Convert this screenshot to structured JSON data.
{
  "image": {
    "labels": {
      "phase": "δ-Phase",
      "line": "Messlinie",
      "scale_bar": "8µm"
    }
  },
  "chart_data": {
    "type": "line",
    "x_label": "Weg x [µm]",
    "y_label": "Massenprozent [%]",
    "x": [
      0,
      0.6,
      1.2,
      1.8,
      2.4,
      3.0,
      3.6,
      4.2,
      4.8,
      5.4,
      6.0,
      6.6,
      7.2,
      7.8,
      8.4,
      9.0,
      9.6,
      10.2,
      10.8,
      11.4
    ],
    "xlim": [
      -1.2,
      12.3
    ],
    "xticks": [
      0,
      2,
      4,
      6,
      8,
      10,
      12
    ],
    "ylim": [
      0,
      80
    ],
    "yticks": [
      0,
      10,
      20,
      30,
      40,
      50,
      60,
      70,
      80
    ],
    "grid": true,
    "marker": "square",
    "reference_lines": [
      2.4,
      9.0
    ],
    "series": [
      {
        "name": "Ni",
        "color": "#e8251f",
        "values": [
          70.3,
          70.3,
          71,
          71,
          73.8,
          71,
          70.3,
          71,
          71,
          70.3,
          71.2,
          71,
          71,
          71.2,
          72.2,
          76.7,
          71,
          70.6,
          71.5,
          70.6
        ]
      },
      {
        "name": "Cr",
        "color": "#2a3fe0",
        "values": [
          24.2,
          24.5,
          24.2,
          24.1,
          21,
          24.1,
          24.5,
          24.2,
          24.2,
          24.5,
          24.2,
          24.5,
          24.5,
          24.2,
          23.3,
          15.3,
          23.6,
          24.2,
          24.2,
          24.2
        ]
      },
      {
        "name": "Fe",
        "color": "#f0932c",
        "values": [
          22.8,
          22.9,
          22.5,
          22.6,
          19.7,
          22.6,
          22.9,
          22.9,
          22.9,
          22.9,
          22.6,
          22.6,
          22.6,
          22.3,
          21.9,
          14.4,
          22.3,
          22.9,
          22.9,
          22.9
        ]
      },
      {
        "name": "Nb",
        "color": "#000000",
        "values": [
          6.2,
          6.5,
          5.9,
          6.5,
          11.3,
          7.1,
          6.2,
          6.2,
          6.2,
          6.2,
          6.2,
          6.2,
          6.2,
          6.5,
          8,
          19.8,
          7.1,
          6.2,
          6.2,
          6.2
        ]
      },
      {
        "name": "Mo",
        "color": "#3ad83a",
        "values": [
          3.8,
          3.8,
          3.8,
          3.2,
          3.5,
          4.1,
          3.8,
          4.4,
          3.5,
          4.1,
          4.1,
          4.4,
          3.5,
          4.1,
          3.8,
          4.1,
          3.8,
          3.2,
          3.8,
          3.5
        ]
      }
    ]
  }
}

==========

**WRITTEN PROBLEM**. Can you give every line above again, exactly as written?

**RESULT OF THE TASK**.
Convert this screenshot to structured JSON data.
{
  "image": {
    "labels": {
      "phase": "δ-Phase",
      "line": "Messlinie",
      "scale_bar": "8µm"
    }
  },
  "chart_data": {
    "type": "line",
    "x_label": "Weg x [µm]",
    "y_label": "Massenprozent [%]",
    "x": [
      0,
      0.6,
      1.2,
      1.8,
      2.4,
      3.0,
      3.6,
      4.2,
      4.8,
      5.4,
      6.0,
      6.6,
      7.2,
      7.8,
      8.4,
      9.0,
      9.6,
      10.2,
      10.8,
      11.4
    ],
    "xlim": [
      -1.2,
      12.3
    ],
    "xticks": [
      0,
      2,
      4,
      6,
      8,
      10,
      12
    ],
    "ylim": [
      0,
      80
    ],
    "yticks": [
      0,
      10,
      20,
      30,
      40,
      50,
      60,
      70,
      80
    ],
    "grid": true,
    "marker": "square",
    "reference_lines": [
      2.4,
      9.0
    ],
    "series": [
      {
        "name": "Ni",
        "color": "#e8251f",
        "values": [
          70.3,
          70.3,
          71,
          71,
          73.8,
          71,
          70.3,
          71,
          71,
          70.3,
          71.2,
          71,
          71,
          71.2,
          72.2,
          76.7,
          71,
          70.6,
          71.5,
          70.6
        ]
      },
      {
        "name": "Cr",
        "color": "#2a3fe0",
        "values": [
          24.2,
          24.5,
          24.2,
          24.1,
          21,
          24.1,
          24.5,
          24.2,
          24.2,
          24.5,
          24.2,
          24.5,
          24.5,
          24.2,
          23.3,
          15.3,
          23.6,
          24.2,
          24.2,
          24.2
        ]
      },
      {
        "name": "Fe",
        "color": "#f0932c",
        "values": [
          22.8,
          22.9,
          22.5,
          22.6,
          19.7,
          22.6,
          22.9,
          22.9,
          22.9,
          22.9,
          22.6,
          22.6,
          22.6,
          22.3,
          21.9,
          14.4,
          22.3,
          22.9,
          22.9,
          22.9
        ]
      },
      {
        "name": "Nb",
        "color": "#000000",
        "values": [
          6.2,
          6.5,
          5.9,
          6.5,
          11.3,
          7.1,
          6.2,
          6.2,
          6.2,
          6.2,
          6.2,
          6.2,
          6.2,
          6.5,
          8,
          19.8,
          7.1,
          6.2,
          6.2,
          6.2
        ]
      },
      {
        "name": "Mo",
        "color": "#3ad83a",
        "values": [
          3.8,
          3.8,
          3.8,
          3.2,
          3.5,
          4.1,
          3.8,
          4.4,
          3.5,
          4.1,
          4.1,
          4.4,
          3.5,
          4.1,
          3.8,
          4.1,
          3.8,
          3.2,
          3.8,
          3.5
        ]
      }
    ]
  }
}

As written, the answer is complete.